▶ [What is expected]:
Look through the data below and return each line where "foto" appears.

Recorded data
☆ ☆ ☆

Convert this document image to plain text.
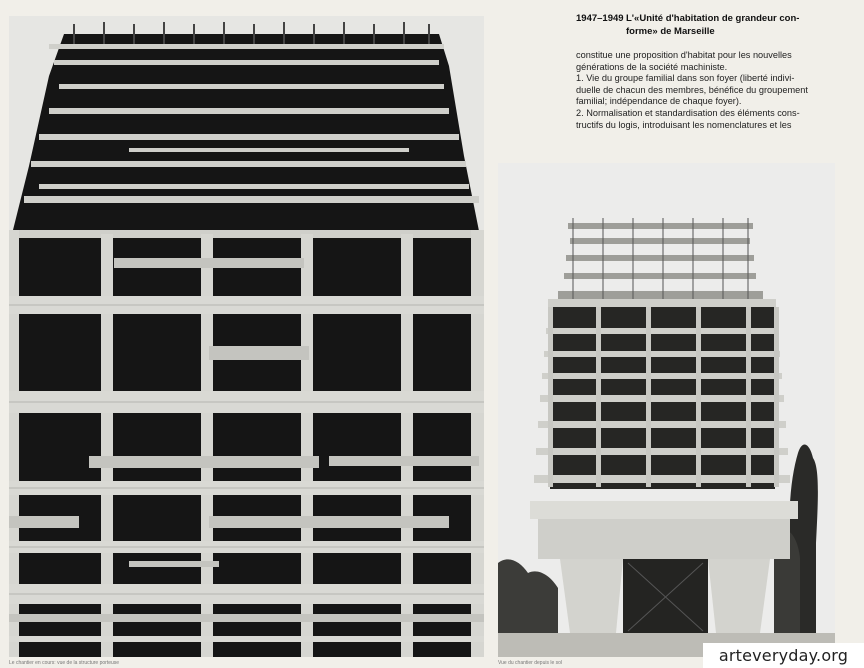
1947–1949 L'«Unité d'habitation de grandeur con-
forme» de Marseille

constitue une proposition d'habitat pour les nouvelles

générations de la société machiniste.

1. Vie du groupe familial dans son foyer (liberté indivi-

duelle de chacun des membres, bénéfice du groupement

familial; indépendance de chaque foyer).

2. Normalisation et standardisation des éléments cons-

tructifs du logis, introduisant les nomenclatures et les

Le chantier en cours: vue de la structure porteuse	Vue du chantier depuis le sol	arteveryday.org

☆ ☆ ☆

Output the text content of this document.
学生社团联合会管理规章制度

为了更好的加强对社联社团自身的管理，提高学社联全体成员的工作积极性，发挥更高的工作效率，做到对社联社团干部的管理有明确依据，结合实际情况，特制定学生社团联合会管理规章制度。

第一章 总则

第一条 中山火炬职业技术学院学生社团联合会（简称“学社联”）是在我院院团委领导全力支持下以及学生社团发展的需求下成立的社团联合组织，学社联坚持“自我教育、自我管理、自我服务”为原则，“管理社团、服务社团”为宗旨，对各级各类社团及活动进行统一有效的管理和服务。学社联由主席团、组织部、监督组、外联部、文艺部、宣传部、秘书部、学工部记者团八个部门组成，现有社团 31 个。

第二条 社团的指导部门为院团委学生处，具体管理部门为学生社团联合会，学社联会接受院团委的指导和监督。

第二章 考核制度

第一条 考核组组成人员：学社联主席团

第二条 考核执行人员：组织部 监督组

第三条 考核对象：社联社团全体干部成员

☆ ☆ ☆

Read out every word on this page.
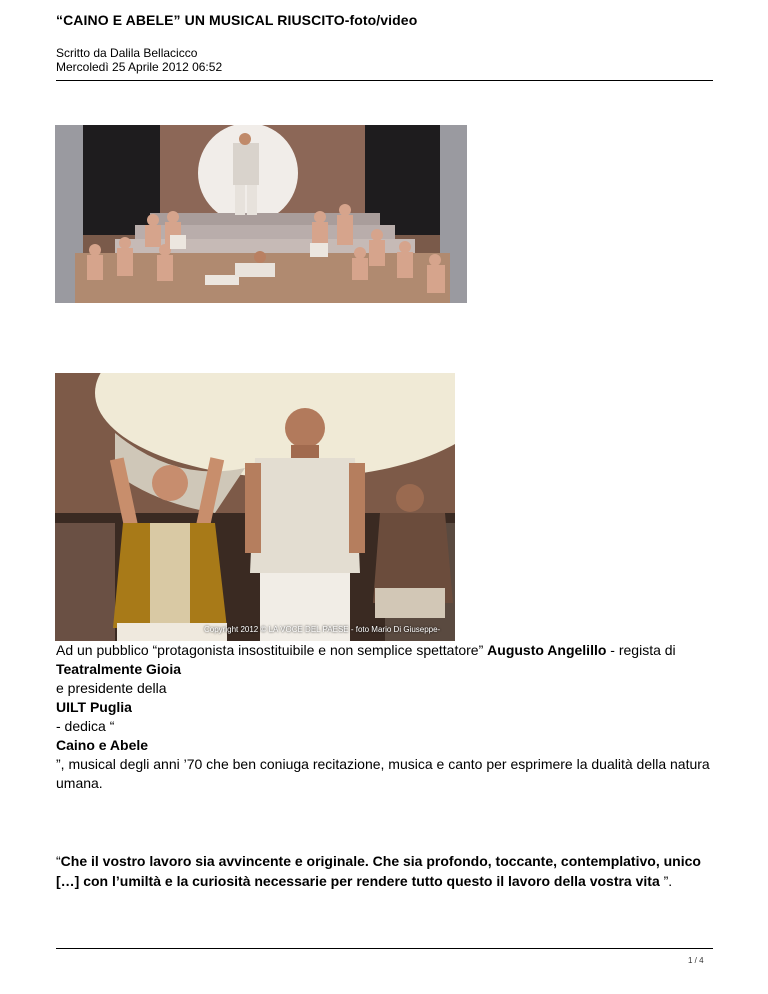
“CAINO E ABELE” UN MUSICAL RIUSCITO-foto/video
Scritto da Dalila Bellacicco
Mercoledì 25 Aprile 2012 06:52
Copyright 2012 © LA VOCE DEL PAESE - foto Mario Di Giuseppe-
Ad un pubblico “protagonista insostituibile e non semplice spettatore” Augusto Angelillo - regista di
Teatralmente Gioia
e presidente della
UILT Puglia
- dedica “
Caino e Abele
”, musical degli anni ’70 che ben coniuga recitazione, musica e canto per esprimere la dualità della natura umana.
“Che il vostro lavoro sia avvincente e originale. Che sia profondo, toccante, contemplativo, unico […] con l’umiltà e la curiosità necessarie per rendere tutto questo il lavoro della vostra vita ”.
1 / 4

☆ ☆ ☆

▶ [Written answer]:
“CAINO E ABELE” UN MUSICAL RIUSCITO-foto/video
Copyright 2012 © LA VOCE DEL PAESE - foto Mario Di Giuseppe-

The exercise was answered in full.